What you are asked to do: Turn each line of the material below into a row of a Markdown table with the columns "No." and "Line". Put the row number under "No.", put the line under "Line", and skip any blank lines.

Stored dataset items
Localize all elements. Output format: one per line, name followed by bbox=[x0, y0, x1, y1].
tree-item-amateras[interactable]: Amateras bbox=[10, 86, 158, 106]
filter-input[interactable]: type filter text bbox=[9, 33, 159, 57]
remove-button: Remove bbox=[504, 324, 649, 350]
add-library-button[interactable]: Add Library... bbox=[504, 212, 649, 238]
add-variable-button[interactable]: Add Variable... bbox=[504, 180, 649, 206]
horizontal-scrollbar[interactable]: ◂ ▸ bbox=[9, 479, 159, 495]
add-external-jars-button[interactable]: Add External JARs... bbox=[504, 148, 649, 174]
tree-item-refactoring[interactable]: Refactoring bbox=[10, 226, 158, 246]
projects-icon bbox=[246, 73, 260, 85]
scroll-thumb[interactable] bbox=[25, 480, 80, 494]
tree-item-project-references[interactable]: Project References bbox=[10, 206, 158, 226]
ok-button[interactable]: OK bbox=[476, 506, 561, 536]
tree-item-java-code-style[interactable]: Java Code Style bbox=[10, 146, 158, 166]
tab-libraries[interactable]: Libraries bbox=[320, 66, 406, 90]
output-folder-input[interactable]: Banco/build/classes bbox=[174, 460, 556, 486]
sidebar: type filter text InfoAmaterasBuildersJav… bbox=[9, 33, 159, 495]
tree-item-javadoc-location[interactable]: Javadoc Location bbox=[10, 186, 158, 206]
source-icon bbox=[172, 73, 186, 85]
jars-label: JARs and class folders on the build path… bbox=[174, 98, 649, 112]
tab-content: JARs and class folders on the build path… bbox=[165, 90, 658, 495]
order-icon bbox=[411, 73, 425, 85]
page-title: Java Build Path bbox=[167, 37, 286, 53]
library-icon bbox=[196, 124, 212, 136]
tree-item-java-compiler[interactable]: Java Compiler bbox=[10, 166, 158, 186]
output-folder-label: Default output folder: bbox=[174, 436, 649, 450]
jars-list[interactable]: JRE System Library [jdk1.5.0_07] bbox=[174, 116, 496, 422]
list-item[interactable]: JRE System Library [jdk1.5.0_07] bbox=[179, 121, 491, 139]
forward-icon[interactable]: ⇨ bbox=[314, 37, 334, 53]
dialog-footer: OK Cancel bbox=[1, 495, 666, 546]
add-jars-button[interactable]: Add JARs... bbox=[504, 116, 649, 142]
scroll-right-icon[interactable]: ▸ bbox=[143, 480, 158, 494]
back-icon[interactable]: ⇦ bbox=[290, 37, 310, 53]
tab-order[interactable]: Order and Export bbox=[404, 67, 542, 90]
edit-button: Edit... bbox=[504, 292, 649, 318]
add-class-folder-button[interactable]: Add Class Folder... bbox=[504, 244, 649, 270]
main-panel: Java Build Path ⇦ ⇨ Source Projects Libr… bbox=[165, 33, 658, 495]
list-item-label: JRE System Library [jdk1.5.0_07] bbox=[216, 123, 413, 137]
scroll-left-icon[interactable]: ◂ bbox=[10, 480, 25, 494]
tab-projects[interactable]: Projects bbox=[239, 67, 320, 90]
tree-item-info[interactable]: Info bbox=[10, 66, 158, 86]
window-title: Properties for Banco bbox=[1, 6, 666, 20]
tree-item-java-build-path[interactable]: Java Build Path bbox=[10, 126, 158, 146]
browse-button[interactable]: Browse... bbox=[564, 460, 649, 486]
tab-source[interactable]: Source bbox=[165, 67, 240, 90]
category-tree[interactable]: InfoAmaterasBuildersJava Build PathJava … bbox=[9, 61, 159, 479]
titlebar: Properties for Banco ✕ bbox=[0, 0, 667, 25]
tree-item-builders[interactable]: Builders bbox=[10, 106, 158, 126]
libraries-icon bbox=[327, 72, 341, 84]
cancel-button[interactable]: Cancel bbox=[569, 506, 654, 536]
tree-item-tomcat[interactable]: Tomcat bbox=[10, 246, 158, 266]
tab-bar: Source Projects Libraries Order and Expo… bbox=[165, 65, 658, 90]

Answer in full:
| No. | Line |
|---|---|
| 1 | Localize all elements. Output format: one per line, name followed by bbox=[x0, y0, x1, y1]. |
| 2 | tree-item-amateras[interactable]: Amateras bbox=[10, 86, 158, 106] |
| 3 | filter-input[interactable]: type filter text bbox=[9, 33, 159, 57] |
| 4 | remove-button: Remove bbox=[504, 324, 649, 350] |
| 5 | add-library-button[interactable]: Add Library... bbox=[504, 212, 649, 238] |
| 6 | add-variable-button[interactable]: Add Variable... bbox=[504, 180, 649, 206] |
| 7 | horizontal-scrollbar[interactable]: ◂ ▸ bbox=[9, 479, 159, 495] |
| 8 | add-external-jars-button[interactable]: Add External JARs... bbox=[504, 148, 649, 174] |
| 9 | tree-item-refactoring[interactable]: Refactoring bbox=[10, 226, 158, 246] |
| 10 | projects-icon bbox=[246, 73, 260, 85] |
| 11 | scroll-thumb[interactable] bbox=[25, 480, 80, 494] |
| 12 | tree-item-project-references[interactable]: Project References bbox=[10, 206, 158, 226] |
| 13 | ok-button[interactable]: OK bbox=[476, 506, 561, 536] |
| 14 | tree-item-java-code-style[interactable]: Java Code Style bbox=[10, 146, 158, 166] |
| 15 | tab-libraries[interactable]: Libraries bbox=[320, 66, 406, 90] |
| 16 | output-folder-input[interactable]: Banco/build/classes bbox=[174, 460, 556, 486] |
| 17 | sidebar: type filter text InfoAmaterasBuildersJav… bbox=[9, 33, 159, 495] |
| 18 | tree-item-javadoc-location[interactable]: Javadoc Location bbox=[10, 186, 158, 206] |
| 19 | source-icon bbox=[172, 73, 186, 85] |
| 20 | jars-label: JARs and class folders on the build path… bbox=[174, 98, 649, 112] |
| 21 | tab-content: JARs and class folders on the build path… bbox=[165, 90, 658, 495] |
| 22 | order-icon bbox=[411, 73, 425, 85] |
| 23 | page-title: Java Build Path bbox=[167, 37, 286, 53] |
| 24 | library-icon bbox=[196, 124, 212, 136] |
| 25 | tree-item-java-compiler[interactable]: Java Compiler bbox=[10, 166, 158, 186] |
| 26 | output-folder-label: Default output folder: bbox=[174, 436, 649, 450] |
| 27 | jars-list[interactable]: JRE System Library [jdk1.5.0_07] bbox=[174, 116, 496, 422] |
| 28 | list-item[interactable]: JRE System Library [jdk1.5.0_07] bbox=[179, 121, 491, 139] |
| 29 | forward-icon[interactable]: ⇨ bbox=[314, 37, 334, 53] |
| 30 | dialog-footer: OK Cancel bbox=[1, 495, 666, 546] |
| 31 | add-jars-button[interactable]: Add JARs... bbox=[504, 116, 649, 142] |
| 32 | scroll-right-icon[interactable]: ▸ bbox=[143, 480, 158, 494] |
| 33 | back-icon[interactable]: ⇦ bbox=[290, 37, 310, 53] |
| 34 | tab-order[interactable]: Order and Export bbox=[404, 67, 542, 90] |
| 35 | edit-button: Edit... bbox=[504, 292, 649, 318] |
| 36 | add-class-folder-button[interactable]: Add Class Folder... bbox=[504, 244, 649, 270] |
| 37 | main-panel: Java Build Path ⇦ ⇨ Source Projects Libr… bbox=[165, 33, 658, 495] |
| 38 | list-item-label: JRE System Library [jdk1.5.0_07] bbox=[216, 123, 413, 137] |
| 39 | scroll-left-icon[interactable]: ◂ bbox=[10, 480, 25, 494] |
| 40 | tab-projects[interactable]: Projects bbox=[239, 67, 320, 90] |
| 41 | tree-item-info[interactable]: Info bbox=[10, 66, 158, 86] |
| 42 | window-title: Properties for Banco bbox=[1, 6, 666, 20] |
| 43 | tree-item-java-build-path[interactable]: Java Build Path bbox=[10, 126, 158, 146] |
| 44 | browse-button[interactable]: Browse... bbox=[564, 460, 649, 486] |
| 45 | tab-source[interactable]: Source bbox=[165, 67, 240, 90] |
| 46 | category-tree[interactable]: InfoAmaterasBuildersJava Build PathJava … bbox=[9, 61, 159, 479] |
| 47 | titlebar: Properties for Banco ✕ bbox=[0, 0, 667, 25] |
| 48 | tree-item-builders[interactable]: Builders bbox=[10, 106, 158, 126] |
| 49 | libraries-icon bbox=[327, 72, 341, 84] |
| 50 | cancel-button[interactable]: Cancel bbox=[569, 506, 654, 536] |
| 51 | tree-item-tomcat[interactable]: Tomcat bbox=[10, 246, 158, 266] |
| 52 | tab-bar: Source Projects Libraries Order and Expo… bbox=[165, 65, 658, 90] |